→ **Stated problem**
Quote all of the entries word for word.

→ **Data**
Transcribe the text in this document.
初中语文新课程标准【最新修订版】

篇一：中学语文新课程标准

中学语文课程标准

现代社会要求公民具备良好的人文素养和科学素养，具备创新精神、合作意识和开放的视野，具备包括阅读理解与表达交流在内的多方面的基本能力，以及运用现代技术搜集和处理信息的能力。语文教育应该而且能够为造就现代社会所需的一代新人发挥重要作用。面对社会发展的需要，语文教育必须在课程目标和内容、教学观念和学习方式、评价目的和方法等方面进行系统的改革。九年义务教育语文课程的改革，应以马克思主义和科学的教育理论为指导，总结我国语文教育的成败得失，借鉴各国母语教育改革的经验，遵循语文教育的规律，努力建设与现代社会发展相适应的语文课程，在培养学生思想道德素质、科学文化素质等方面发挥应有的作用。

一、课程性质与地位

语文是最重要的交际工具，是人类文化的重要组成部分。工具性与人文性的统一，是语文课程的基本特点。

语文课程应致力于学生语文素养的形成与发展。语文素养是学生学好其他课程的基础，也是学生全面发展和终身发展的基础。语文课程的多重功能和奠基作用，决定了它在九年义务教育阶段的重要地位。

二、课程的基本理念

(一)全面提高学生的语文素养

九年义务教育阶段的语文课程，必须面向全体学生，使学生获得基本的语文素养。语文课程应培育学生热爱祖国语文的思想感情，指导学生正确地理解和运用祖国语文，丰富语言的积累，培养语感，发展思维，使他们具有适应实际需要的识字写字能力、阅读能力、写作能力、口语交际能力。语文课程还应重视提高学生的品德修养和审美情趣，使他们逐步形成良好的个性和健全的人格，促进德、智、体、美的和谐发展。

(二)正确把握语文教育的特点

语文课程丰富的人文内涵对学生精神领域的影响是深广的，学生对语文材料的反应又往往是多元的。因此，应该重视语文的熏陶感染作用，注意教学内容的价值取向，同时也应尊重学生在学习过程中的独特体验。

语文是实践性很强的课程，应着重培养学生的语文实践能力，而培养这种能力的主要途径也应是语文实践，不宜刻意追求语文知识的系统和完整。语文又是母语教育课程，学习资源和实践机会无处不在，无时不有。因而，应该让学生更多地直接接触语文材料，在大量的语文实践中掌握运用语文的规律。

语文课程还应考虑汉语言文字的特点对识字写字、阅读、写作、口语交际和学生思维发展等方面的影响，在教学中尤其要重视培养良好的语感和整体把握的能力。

→ **Written solution**
Transcribe the text in this document.
初中语文新课程标准【最新修订版】

篇一：中学语文新课程标准

中学语文课程标准

现代社会要求公民具备良好的人文素养和科学素养，具备创新精神、合作意识和开放的视野，具备包括阅读理解与表达交流在内的多方面的基本能力，以及运用现代技术搜集和处理信息的能力。语文教育应该而且能够为造就现代社会所需的一代新人发挥重要作用。面对社会发展的需要，语文教育必须在课程目标和内容、教学观念和学习方式、评价目的和方法等方面进行系统的改革。九年义务教育语文课程的改革，应以马克思主义和科学的教育理论为指导，总结我国语文教育的成败得失，借鉴各国母语教育改革的经验，遵循语文教育的规律，努力建设与现代社会发展相适应的语文课程，在培养学生思想道德素质、科学文化素质等方面发挥应有的作用。

一、课程性质与地位

语文是最重要的交际工具，是人类文化的重要组成部分。工具性与人文性的统一，是语文课程的基本特点。

语文课程应致力于学生语文素养的形成与发展。语文素养是学生学好其他课程的基础，也是学生全面发展和终身发展的基础。语文课程的多重功能和奠基作用，决定了它在九年义务教育阶段的重要地位。

二、课程的基本理念

(一)全面提高学生的语文素养

九年义务教育阶段的语文课程，必须面向全体学生，使学生获得基本的语文素养。语文课程应培育学生热爱祖国语文的思想感情，指导学生正确地理解和运用祖国语文，丰富语言的积累，培养语感，发展思维，使他们具有适应实际需要的识字写字能力、阅读能力、写作能力、口语交际能力。语文课程还应重视提高学生的品德修养和审美情趣，使他们逐步形成良好的个性和健全的人格，促进德、智、体、美的和谐发展。

(二)正确把握语文教育的特点

语文课程丰富的人文内涵对学生精神领域的影响是深广的，学生对语文材料的反应又往往是多元的。因此，应该重视语文的熏陶感染作用，注意教学内容的价值取向，同时也应尊重学生在学习过程中的独特体验。

语文是实践性很强的课程，应着重培养学生的语文实践能力，而培养这种能力的主要途径也应是语文实践，不宜刻意追求语文知识的系统和完整。语文又是母语教育课程，学习资源和实践机会无处不在，无时不有。因而，应该让学生更多地直接接触语文材料，在大量的语文实践中掌握运用语文的规律。

语文课程还应考虑汉语言文字的特点对识字写字、阅读、写作、口语交际和学生思维发展等方面的影响，在教学中尤其要重视培养良好的语感和整体把握的能力。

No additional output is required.